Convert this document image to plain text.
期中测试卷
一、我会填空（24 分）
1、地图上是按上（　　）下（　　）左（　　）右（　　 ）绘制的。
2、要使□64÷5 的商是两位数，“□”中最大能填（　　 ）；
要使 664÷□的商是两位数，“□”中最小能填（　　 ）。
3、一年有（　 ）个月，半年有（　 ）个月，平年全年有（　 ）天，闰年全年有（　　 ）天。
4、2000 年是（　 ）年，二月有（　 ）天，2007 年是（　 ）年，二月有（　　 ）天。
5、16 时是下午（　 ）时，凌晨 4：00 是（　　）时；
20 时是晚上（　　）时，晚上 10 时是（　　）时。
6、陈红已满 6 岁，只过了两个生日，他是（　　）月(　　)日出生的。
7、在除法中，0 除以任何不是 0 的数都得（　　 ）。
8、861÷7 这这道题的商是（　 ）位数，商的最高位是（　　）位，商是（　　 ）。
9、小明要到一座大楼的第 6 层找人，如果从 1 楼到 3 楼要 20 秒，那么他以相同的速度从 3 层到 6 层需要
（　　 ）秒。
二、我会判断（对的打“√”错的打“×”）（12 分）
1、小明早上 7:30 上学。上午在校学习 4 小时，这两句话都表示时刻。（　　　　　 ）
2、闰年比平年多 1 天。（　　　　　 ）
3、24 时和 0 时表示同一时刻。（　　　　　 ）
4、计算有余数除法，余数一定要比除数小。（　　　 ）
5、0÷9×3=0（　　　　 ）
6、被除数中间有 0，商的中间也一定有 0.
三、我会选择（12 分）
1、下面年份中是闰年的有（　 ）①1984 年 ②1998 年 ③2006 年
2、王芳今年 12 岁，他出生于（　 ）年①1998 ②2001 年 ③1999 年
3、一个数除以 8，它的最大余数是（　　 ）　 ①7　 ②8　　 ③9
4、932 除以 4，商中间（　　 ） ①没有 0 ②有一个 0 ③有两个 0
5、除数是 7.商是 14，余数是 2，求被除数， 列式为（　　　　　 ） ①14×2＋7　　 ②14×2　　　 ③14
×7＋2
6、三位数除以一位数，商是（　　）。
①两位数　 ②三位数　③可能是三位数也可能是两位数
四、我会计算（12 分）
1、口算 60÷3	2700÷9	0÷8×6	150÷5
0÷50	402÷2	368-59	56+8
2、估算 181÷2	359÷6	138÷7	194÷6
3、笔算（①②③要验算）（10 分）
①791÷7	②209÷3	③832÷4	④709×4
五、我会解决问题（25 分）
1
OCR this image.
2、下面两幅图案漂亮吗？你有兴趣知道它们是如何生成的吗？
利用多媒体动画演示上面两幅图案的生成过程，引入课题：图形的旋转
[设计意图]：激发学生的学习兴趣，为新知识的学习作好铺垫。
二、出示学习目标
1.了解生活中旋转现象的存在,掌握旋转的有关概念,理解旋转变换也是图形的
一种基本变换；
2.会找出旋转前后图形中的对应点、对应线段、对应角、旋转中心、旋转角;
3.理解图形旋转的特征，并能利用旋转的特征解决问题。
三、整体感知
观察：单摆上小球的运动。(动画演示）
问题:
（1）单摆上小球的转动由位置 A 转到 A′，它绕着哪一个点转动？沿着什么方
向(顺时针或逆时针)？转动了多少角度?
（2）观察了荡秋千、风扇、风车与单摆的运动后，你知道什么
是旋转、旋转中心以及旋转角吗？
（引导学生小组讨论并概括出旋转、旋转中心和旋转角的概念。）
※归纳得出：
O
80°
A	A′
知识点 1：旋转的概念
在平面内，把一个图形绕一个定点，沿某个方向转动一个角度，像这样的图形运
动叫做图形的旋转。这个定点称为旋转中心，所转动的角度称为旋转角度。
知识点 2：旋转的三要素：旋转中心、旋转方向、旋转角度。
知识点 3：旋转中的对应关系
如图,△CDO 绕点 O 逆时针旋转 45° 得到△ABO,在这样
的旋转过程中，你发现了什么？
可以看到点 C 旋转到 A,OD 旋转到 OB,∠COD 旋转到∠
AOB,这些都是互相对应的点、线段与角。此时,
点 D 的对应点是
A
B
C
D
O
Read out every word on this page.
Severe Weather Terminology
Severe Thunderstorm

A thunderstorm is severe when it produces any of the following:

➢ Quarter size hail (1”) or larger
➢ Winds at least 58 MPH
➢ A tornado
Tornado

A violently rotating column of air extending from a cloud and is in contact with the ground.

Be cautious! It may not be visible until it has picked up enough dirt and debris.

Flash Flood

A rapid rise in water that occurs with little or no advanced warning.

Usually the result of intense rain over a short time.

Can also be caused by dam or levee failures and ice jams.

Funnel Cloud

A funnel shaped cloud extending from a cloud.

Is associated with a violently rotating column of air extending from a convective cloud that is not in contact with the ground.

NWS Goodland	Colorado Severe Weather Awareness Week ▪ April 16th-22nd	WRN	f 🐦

++++++++++++++++++++

**SHORT PROBLEM**.
Look above for lines with the word "的商是两位数" and copy them all.

**THE RESULT**.
2、要使□64÷5 的商是两位数，“□”中最大能填（　　 ）；
要使 664÷□的商是两位数，“□”中最小能填（　　 ）。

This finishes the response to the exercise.